Spot every line with the word "center" and return it.

_____

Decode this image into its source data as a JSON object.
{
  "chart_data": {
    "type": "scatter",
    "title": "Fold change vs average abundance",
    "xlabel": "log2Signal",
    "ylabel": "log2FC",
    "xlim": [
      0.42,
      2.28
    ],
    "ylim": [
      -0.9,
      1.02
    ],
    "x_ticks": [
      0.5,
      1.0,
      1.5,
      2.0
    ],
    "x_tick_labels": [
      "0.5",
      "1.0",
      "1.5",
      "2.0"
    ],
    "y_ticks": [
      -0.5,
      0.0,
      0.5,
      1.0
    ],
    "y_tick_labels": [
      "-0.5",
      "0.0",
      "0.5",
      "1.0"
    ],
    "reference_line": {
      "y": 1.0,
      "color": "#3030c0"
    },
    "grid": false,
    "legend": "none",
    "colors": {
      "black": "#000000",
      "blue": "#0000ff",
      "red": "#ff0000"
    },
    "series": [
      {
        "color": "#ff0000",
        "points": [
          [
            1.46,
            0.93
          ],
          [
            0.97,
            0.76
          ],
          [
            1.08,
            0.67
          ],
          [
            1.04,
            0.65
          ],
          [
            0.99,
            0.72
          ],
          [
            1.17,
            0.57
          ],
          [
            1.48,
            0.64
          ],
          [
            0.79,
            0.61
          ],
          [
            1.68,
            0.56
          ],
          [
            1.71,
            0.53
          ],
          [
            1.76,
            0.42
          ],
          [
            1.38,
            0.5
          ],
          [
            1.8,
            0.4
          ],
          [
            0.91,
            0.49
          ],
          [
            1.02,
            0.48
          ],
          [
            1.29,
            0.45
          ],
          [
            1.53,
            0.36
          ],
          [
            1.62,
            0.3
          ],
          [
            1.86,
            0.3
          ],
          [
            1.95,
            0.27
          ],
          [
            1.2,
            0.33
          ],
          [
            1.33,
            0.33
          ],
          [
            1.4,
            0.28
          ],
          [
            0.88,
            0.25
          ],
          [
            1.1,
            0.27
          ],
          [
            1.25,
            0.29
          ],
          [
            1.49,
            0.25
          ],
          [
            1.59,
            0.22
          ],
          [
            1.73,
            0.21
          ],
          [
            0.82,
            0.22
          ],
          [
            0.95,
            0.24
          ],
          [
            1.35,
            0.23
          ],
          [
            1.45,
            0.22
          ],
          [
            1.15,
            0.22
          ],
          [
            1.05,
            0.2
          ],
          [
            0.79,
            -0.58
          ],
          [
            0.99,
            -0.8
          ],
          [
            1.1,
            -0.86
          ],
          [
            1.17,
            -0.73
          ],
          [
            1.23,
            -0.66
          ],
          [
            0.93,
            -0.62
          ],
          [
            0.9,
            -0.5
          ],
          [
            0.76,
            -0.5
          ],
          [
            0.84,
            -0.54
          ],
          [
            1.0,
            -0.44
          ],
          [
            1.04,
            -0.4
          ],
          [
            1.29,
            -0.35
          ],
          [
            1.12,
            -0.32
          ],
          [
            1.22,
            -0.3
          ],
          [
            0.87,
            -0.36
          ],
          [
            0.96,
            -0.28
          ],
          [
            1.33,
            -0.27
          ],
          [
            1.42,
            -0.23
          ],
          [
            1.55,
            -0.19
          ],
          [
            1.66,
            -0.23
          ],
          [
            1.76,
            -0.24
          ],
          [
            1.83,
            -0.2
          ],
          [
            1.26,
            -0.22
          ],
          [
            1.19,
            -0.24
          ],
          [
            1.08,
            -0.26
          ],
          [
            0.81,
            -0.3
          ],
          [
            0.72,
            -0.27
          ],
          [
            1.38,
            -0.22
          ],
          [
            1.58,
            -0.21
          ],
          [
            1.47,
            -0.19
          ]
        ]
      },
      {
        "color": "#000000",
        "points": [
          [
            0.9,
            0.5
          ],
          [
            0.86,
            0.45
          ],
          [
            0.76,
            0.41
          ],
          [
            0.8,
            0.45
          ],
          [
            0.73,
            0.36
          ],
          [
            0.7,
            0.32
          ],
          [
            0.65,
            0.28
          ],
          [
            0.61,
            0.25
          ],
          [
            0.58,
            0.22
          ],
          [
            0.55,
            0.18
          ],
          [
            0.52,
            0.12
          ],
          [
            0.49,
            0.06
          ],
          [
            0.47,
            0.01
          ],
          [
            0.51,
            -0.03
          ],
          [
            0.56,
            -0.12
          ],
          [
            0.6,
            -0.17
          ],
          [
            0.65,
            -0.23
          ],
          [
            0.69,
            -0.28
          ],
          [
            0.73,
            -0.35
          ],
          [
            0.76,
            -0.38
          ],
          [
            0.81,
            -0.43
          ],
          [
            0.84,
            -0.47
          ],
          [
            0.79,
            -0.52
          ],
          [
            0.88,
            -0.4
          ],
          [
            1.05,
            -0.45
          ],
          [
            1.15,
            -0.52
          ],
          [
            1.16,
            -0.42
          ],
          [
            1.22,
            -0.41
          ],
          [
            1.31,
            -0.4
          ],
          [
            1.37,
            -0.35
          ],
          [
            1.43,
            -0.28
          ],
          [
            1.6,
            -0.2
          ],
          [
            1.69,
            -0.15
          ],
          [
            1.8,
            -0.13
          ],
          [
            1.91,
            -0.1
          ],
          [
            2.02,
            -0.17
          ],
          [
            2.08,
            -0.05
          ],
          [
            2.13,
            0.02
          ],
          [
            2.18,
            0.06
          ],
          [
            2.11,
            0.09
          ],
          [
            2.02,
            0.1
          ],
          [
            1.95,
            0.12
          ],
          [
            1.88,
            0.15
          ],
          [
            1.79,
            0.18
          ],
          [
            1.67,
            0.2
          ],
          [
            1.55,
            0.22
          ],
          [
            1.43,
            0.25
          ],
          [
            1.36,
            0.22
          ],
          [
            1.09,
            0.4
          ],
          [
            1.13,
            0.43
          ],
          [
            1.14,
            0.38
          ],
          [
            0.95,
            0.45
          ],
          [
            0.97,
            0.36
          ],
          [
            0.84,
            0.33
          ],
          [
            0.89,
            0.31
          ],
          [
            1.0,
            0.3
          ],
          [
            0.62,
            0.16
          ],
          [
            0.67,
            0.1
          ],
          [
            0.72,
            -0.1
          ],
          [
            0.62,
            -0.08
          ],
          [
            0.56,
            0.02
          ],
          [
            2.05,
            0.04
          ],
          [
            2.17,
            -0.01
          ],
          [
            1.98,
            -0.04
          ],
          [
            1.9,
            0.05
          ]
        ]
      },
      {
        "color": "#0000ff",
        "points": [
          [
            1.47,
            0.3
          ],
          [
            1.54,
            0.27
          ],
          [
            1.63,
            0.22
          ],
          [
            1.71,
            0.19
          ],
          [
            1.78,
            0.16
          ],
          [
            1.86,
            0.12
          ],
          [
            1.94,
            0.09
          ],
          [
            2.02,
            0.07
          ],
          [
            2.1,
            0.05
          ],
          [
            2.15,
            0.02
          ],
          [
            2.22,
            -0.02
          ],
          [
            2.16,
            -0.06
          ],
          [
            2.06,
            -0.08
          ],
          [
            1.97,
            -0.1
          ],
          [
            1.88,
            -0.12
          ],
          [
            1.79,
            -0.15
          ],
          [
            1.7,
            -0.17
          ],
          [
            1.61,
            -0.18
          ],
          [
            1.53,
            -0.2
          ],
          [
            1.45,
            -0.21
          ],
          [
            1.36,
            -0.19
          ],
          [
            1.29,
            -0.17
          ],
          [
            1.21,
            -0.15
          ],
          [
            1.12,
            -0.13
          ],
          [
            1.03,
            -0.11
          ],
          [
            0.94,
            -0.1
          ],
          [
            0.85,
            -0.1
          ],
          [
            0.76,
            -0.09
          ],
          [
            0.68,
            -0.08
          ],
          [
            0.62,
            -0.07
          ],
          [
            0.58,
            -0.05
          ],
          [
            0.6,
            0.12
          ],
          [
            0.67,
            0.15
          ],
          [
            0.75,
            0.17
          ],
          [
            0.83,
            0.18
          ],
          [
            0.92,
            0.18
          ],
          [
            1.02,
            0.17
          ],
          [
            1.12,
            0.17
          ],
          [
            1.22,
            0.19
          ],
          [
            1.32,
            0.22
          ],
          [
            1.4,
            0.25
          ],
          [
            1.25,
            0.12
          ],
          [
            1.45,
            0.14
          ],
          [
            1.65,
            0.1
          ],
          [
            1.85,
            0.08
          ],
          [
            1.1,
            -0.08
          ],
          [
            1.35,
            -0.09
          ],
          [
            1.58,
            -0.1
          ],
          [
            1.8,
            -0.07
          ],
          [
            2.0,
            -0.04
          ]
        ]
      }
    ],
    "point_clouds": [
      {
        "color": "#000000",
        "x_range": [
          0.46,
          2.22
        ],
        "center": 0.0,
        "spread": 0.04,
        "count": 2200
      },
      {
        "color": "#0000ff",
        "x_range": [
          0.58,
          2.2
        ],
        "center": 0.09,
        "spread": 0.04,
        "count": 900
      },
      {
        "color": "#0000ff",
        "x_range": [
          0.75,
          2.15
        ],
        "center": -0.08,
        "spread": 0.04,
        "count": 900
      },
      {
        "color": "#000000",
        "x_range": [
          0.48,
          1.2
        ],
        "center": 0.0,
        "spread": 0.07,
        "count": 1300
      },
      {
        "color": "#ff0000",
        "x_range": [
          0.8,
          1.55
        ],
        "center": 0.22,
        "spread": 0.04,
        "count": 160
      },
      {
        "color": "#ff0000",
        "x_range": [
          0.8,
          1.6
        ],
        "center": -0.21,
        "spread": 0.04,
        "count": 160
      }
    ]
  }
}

_____

# FULL OUTPUT
        "center": 0.0,
        "center": 0.09,
        "center": -0.08,
        "center": 0.0,
        "center": 0.22,
        "center": -0.21,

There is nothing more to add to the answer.